_Exercise prompt_:
Each record below should be repeated precisely as written.

Figure dataset records:
━━━━━━━━━━━━━━━━━━━━
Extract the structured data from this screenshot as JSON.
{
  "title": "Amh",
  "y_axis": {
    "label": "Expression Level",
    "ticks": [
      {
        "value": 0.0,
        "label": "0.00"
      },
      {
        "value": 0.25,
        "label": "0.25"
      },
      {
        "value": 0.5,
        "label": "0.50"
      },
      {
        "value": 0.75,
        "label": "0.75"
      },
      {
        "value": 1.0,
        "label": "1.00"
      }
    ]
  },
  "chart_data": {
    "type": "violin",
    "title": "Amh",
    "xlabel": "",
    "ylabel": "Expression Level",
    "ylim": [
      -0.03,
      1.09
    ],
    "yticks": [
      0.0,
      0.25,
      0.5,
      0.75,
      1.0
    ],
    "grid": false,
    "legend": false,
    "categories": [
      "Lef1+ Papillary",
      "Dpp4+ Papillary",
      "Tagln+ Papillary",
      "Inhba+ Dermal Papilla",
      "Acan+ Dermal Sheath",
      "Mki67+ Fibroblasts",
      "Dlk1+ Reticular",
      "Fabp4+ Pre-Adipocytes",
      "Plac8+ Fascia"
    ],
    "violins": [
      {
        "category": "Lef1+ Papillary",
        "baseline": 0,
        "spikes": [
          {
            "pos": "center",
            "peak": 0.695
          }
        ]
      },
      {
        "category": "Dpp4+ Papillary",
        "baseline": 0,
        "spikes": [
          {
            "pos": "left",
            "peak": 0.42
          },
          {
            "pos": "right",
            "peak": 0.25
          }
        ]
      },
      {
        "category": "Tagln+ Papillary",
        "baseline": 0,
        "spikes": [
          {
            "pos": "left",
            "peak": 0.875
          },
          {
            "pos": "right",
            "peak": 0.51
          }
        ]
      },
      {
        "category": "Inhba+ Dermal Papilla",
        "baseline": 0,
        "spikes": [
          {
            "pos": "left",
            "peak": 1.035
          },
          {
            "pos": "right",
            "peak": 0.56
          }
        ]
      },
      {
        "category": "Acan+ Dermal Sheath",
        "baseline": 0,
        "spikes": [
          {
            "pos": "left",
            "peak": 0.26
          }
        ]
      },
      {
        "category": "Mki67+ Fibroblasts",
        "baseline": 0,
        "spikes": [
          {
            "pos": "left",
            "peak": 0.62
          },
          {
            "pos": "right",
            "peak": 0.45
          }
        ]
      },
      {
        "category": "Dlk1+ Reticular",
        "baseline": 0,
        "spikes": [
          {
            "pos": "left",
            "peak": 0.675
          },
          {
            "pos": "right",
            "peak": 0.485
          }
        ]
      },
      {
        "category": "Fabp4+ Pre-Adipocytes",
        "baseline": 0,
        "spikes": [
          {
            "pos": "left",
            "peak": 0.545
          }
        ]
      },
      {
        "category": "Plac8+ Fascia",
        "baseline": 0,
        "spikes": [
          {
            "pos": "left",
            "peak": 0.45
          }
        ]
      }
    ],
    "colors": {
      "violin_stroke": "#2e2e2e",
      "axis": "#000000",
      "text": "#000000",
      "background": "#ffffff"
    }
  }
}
━━━━━━━━━━━━━━━━━━━━
_Task result_:
Extract the structured data from this screenshot as JSON.
{
  "title": "Amh",
  "y_axis": {
    "label": "Expression Level",
    "ticks": [
      {
        "value": 0.0,
        "label": "0.00"
      },
      {
        "value": 0.25,
        "label": "0.25"
      },
      {
        "value": 0.5,
        "label": "0.50"
      },
      {
        "value": 0.75,
        "label": "0.75"
      },
      {
        "value": 1.0,
        "label": "1.00"
      }
    ]
  },
  "chart_data": {
    "type": "violin",
    "title": "Amh",
    "xlabel": "",
    "ylabel": "Expression Level",
    "ylim": [
      -0.03,
      1.09
    ],
    "yticks": [
      0.0,
      0.25,
      0.5,
      0.75,
      1.0
    ],
    "grid": false,
    "legend": false,
    "categories": [
      "Lef1+ Papillary",
      "Dpp4+ Papillary",
      "Tagln+ Papillary",
      "Inhba+ Dermal Papilla",
      "Acan+ Dermal Sheath",
      "Mki67+ Fibroblasts",
      "Dlk1+ Reticular",
      "Fabp4+ Pre-Adipocytes",
      "Plac8+ Fascia"
    ],
    "violins": [
      {
        "category": "Lef1+ Papillary",
        "baseline": 0,
        "spikes": [
          {
            "pos": "center",
            "peak": 0.695
          }
        ]
      },
      {
        "category": "Dpp4+ Papillary",
        "baseline": 0,
        "spikes": [
          {
            "pos": "left",
            "peak": 0.42
          },
          {
            "pos": "right",
            "peak": 0.25
          }
        ]
      },
      {
        "category": "Tagln+ Papillary",
        "baseline": 0,
        "spikes": [
          {
            "pos": "left",
            "peak": 0.875
          },
          {
            "pos": "right",
            "peak": 0.51
          }
        ]
      },
      {
        "category": "Inhba+ Dermal Papilla",
        "baseline": 0,
        "spikes": [
          {
            "pos": "left",
            "peak": 1.035
          },
          {
            "pos": "right",
            "peak": 0.56
          }
        ]
      },
      {
        "category": "Acan+ Dermal Sheath",
        "baseline": 0,
        "spikes": [
          {
            "pos": "left",
            "peak": 0.26
          }
        ]
      },
      {
        "category": "Mki67+ Fibroblasts",
        "baseline": 0,
        "spikes": [
          {
            "pos": "left",
            "peak": 0.62
          },
          {
            "pos": "right",
            "peak": 0.45
          }
        ]
      },
      {
        "category": "Dlk1+ Reticular",
        "baseline": 0,
        "spikes": [
          {
            "pos": "left",
            "peak": 0.675
          },
          {
            "pos": "right",
            "peak": 0.485
          }
        ]
      },
      {
        "category": "Fabp4+ Pre-Adipocytes",
        "baseline": 0,
        "spikes": [
          {
            "pos": "left",
            "peak": 0.545
          }
        ]
      },
      {
        "category": "Plac8+ Fascia",
        "baseline": 0,
        "spikes": [
          {
            "pos": "left",
            "peak": 0.45
          }
        ]
      }
    ],
    "colors": {
      "violin_stroke": "#2e2e2e",
      "axis": "#000000",
      "text": "#000000",
      "background": "#ffffff"
    }
  }
}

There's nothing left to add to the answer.